◆ Problem description ◆
Gather the lines from the material that contain "第八十一条".

::: The data

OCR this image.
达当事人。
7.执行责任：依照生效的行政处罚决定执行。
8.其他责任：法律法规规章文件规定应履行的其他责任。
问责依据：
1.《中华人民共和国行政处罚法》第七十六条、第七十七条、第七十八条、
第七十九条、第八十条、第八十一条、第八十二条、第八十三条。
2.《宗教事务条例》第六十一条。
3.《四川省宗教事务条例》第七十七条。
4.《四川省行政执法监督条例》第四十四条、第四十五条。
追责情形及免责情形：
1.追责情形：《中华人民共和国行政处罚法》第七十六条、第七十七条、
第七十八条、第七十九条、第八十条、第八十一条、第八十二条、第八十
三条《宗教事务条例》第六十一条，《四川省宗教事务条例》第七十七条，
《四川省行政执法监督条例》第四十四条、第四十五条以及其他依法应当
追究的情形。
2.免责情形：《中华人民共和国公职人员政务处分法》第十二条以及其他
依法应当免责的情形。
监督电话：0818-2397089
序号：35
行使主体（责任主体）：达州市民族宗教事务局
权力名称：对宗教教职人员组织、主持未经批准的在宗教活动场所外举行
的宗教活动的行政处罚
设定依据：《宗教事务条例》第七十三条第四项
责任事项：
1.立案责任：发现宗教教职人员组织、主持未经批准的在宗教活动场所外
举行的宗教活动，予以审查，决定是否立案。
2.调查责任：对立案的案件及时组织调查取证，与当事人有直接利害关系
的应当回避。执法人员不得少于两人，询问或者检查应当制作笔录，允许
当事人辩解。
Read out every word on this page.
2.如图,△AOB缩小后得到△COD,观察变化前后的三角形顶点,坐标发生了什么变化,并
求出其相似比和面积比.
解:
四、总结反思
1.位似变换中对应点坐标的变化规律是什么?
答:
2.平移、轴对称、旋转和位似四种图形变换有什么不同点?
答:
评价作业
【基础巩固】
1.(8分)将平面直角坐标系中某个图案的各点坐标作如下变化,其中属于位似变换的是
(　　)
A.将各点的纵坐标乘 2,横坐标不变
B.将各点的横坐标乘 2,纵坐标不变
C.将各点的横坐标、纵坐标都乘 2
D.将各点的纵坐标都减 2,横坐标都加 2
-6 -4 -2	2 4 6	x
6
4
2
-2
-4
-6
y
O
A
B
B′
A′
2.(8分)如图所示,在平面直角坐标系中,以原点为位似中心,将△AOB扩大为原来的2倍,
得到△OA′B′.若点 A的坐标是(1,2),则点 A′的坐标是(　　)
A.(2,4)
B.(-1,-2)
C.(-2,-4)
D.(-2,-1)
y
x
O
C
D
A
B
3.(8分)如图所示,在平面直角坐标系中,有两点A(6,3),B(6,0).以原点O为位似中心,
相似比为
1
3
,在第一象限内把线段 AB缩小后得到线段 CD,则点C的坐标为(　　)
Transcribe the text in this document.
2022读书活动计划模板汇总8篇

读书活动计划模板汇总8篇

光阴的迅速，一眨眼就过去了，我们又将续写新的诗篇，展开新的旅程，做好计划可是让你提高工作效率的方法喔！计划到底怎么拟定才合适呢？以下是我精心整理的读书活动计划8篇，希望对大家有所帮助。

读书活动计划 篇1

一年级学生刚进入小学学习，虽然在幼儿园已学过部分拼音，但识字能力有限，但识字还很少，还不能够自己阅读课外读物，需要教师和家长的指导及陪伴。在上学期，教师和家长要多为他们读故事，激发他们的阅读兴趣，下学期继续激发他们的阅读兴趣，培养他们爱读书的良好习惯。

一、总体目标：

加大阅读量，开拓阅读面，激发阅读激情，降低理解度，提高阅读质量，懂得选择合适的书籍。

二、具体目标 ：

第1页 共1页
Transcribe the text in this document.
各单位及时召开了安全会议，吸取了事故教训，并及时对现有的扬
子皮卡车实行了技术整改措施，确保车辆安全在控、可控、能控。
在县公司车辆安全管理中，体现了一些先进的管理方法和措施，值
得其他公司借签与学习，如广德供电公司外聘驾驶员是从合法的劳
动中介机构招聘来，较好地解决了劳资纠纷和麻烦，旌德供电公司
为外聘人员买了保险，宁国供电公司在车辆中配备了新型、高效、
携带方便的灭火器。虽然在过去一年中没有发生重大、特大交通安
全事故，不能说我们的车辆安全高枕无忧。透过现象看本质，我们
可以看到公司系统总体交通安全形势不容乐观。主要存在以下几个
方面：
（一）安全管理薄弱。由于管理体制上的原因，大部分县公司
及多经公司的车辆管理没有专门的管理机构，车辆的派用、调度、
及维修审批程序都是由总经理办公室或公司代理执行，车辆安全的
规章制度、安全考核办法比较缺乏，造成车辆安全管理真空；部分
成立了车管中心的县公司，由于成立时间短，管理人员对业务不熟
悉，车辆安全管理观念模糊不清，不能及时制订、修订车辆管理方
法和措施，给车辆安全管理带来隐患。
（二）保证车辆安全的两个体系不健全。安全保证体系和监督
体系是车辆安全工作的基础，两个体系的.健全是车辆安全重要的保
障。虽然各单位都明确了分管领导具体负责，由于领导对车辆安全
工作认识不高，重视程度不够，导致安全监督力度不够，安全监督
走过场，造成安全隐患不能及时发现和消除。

::::::

◆ The result ◆
第七十九条、第八十条、第八十一条、第八十二条、第八十三条。
第七十八条、第七十九条、第八十条、第八十一条、第八十二条、第八十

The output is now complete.